### TASK DETAILS
Repeat, without any change, the entries presented below.
----
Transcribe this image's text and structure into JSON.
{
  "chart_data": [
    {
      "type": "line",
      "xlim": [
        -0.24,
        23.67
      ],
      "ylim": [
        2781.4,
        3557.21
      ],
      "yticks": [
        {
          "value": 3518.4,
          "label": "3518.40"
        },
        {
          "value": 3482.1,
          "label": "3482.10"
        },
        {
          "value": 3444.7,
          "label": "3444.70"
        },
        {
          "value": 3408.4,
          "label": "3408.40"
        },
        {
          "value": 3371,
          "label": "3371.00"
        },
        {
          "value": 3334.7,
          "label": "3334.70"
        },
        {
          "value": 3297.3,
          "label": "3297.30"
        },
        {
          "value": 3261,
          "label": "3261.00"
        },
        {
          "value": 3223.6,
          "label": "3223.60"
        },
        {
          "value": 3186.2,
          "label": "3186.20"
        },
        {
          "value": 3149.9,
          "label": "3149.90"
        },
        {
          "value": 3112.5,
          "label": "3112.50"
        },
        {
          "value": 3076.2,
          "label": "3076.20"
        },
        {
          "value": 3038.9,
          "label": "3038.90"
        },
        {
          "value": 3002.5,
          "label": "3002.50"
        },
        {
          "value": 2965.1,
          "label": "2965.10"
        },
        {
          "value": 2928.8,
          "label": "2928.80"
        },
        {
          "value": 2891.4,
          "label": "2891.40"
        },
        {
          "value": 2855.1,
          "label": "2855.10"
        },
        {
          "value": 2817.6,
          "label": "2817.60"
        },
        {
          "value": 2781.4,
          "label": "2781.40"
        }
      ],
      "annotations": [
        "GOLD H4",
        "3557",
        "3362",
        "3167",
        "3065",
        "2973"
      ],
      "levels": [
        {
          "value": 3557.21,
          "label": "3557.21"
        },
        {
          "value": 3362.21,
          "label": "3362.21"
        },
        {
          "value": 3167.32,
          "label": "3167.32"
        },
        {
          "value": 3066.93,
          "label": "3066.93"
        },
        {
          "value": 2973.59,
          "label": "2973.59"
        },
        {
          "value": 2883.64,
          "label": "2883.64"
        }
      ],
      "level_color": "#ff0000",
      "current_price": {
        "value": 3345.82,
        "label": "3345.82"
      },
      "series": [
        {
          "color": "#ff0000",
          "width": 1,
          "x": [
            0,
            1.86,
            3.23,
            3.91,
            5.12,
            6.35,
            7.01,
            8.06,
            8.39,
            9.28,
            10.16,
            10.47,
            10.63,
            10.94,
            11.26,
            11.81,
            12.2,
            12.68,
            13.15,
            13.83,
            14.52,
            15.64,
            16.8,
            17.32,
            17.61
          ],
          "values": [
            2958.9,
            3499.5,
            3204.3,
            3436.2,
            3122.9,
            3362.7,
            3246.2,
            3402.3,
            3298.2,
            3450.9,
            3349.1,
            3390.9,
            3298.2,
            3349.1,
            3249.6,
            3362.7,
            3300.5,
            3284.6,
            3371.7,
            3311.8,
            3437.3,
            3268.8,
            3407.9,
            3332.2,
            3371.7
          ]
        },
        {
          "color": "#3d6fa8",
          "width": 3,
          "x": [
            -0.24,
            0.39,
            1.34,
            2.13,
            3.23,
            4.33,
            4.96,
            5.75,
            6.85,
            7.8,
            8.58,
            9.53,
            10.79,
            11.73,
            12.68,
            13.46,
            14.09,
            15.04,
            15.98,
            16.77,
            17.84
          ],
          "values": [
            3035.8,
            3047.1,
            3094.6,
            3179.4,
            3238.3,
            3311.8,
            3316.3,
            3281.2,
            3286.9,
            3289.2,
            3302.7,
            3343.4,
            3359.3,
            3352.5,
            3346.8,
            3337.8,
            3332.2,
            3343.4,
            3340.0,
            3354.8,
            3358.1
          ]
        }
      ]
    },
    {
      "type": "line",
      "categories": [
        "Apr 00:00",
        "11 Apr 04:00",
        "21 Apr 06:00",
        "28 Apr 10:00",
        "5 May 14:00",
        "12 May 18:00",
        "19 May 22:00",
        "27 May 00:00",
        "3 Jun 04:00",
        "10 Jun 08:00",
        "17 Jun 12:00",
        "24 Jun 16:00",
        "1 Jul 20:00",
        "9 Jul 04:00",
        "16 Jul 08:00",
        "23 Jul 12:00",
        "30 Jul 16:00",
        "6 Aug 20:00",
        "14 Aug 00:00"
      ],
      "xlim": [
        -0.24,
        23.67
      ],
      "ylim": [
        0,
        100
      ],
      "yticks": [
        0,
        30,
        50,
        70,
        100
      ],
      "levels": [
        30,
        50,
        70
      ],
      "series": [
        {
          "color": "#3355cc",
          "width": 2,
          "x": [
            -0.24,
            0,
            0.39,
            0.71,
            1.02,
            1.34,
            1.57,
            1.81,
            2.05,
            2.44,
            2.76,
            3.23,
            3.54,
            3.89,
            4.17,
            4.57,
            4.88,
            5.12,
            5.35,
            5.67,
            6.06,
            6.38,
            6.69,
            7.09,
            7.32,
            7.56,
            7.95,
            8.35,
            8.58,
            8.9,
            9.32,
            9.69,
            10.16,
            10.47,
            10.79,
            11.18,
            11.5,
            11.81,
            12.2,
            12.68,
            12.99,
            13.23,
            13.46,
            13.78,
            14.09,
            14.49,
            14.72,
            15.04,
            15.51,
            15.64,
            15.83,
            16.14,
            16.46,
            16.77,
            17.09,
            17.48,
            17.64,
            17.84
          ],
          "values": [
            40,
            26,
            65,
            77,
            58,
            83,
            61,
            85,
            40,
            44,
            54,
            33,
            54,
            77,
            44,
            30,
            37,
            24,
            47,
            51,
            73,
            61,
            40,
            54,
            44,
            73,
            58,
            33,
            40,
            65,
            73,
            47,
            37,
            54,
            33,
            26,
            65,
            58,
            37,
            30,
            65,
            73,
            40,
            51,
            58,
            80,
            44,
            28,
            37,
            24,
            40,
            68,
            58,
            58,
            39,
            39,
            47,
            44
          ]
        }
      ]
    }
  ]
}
----
### RESPONSE TO THIS TASK
Transcribe this image's text and structure into JSON.
{
  "chart_data": [
    {
      "type": "line",
      "xlim": [
        -0.24,
        23.67
      ],
      "ylim": [
        2781.4,
        3557.21
      ],
      "yticks": [
        {
          "value": 3518.4,
          "label": "3518.40"
        },
        {
          "value": 3482.1,
          "label": "3482.10"
        },
        {
          "value": 3444.7,
          "label": "3444.70"
        },
        {
          "value": 3408.4,
          "label": "3408.40"
        },
        {
          "value": 3371,
          "label": "3371.00"
        },
        {
          "value": 3334.7,
          "label": "3334.70"
        },
        {
          "value": 3297.3,
          "label": "3297.30"
        },
        {
          "value": 3261,
          "label": "3261.00"
        },
        {
          "value": 3223.6,
          "label": "3223.60"
        },
        {
          "value": 3186.2,
          "label": "3186.20"
        },
        {
          "value": 3149.9,
          "label": "3149.90"
        },
        {
          "value": 3112.5,
          "label": "3112.50"
        },
        {
          "value": 3076.2,
          "label": "3076.20"
        },
        {
          "value": 3038.9,
          "label": "3038.90"
        },
        {
          "value": 3002.5,
          "label": "3002.50"
        },
        {
          "value": 2965.1,
          "label": "2965.10"
        },
        {
          "value": 2928.8,
          "label": "2928.80"
        },
        {
          "value": 2891.4,
          "label": "2891.40"
        },
        {
          "value": 2855.1,
          "label": "2855.10"
        },
        {
          "value": 2817.6,
          "label": "2817.60"
        },
        {
          "value": 2781.4,
          "label": "2781.40"
        }
      ],
      "annotations": [
        "GOLD H4",
        "3557",
        "3362",
        "3167",
        "3065",
        "2973"
      ],
      "levels": [
        {
          "value": 3557.21,
          "label": "3557.21"
        },
        {
          "value": 3362.21,
          "label": "3362.21"
        },
        {
          "value": 3167.32,
          "label": "3167.32"
        },
        {
          "value": 3066.93,
          "label": "3066.93"
        },
        {
          "value": 2973.59,
          "label": "2973.59"
        },
        {
          "value": 2883.64,
          "label": "2883.64"
        }
      ],
      "level_color": "#ff0000",
      "current_price": {
        "value": 3345.82,
        "label": "3345.82"
      },
      "series": [
        {
          "color": "#ff0000",
          "width": 1,
          "x": [
            0,
            1.86,
            3.23,
            3.91,
            5.12,
            6.35,
            7.01,
            8.06,
            8.39,
            9.28,
            10.16,
            10.47,
            10.63,
            10.94,
            11.26,
            11.81,
            12.2,
            12.68,
            13.15,
            13.83,
            14.52,
            15.64,
            16.8,
            17.32,
            17.61
          ],
          "values": [
            2958.9,
            3499.5,
            3204.3,
            3436.2,
            3122.9,
            3362.7,
            3246.2,
            3402.3,
            3298.2,
            3450.9,
            3349.1,
            3390.9,
            3298.2,
            3349.1,
            3249.6,
            3362.7,
            3300.5,
            3284.6,
            3371.7,
            3311.8,
            3437.3,
            3268.8,
            3407.9,
            3332.2,
            3371.7
          ]
        },
        {
          "color": "#3d6fa8",
          "width": 3,
          "x": [
            -0.24,
            0.39,
            1.34,
            2.13,
            3.23,
            4.33,
            4.96,
            5.75,
            6.85,
            7.8,
            8.58,
            9.53,
            10.79,
            11.73,
            12.68,
            13.46,
            14.09,
            15.04,
            15.98,
            16.77,
            17.84
          ],
          "values": [
            3035.8,
            3047.1,
            3094.6,
            3179.4,
            3238.3,
            3311.8,
            3316.3,
            3281.2,
            3286.9,
            3289.2,
            3302.7,
            3343.4,
            3359.3,
            3352.5,
            3346.8,
            3337.8,
            3332.2,
            3343.4,
            3340.0,
            3354.8,
            3358.1
          ]
        }
      ]
    },
    {
      "type": "line",
      "categories": [
        "Apr 00:00",
        "11 Apr 04:00",
        "21 Apr 06:00",
        "28 Apr 10:00",
        "5 May 14:00",
        "12 May 18:00",
        "19 May 22:00",
        "27 May 00:00",
        "3 Jun 04:00",
        "10 Jun 08:00",
        "17 Jun 12:00",
        "24 Jun 16:00",
        "1 Jul 20:00",
        "9 Jul 04:00",
        "16 Jul 08:00",
        "23 Jul 12:00",
        "30 Jul 16:00",
        "6 Aug 20:00",
        "14 Aug 00:00"
      ],
      "xlim": [
        -0.24,
        23.67
      ],
      "ylim": [
        0,
        100
      ],
      "yticks": [
        0,
        30,
        50,
        70,
        100
      ],
      "levels": [
        30,
        50,
        70
      ],
      "series": [
        {
          "color": "#3355cc",
          "width": 2,
          "x": [
            -0.24,
            0,
            0.39,
            0.71,
            1.02,
            1.34,
            1.57,
            1.81,
            2.05,
            2.44,
            2.76,
            3.23,
            3.54,
            3.89,
            4.17,
            4.57,
            4.88,
            5.12,
            5.35,
            5.67,
            6.06,
            6.38,
            6.69,
            7.09,
            7.32,
            7.56,
            7.95,
            8.35,
            8.58,
            8.9,
            9.32,
            9.69,
            10.16,
            10.47,
            10.79,
            11.18,
            11.5,
            11.81,
            12.2,
            12.68,
            12.99,
            13.23,
            13.46,
            13.78,
            14.09,
            14.49,
            14.72,
            15.04,
            15.51,
            15.64,
            15.83,
            16.14,
            16.46,
            16.77,
            17.09,
            17.48,
            17.64,
            17.84
          ],
          "values": [
            40,
            26,
            65,
            77,
            58,
            83,
            61,
            85,
            40,
            44,
            54,
            33,
            54,
            77,
            44,
            30,
            37,
            24,
            47,
            51,
            73,
            61,
            40,
            54,
            44,
            73,
            58,
            33,
            40,
            65,
            73,
            47,
            37,
            54,
            33,
            26,
            65,
            58,
            37,
            30,
            65,
            73,
            40,
            51,
            58,
            80,
            44,
            28,
            37,
            24,
            40,
            68,
            58,
            58,
            39,
            39,
            47,
            44
          ]
        }
      ]
    }
  ]
}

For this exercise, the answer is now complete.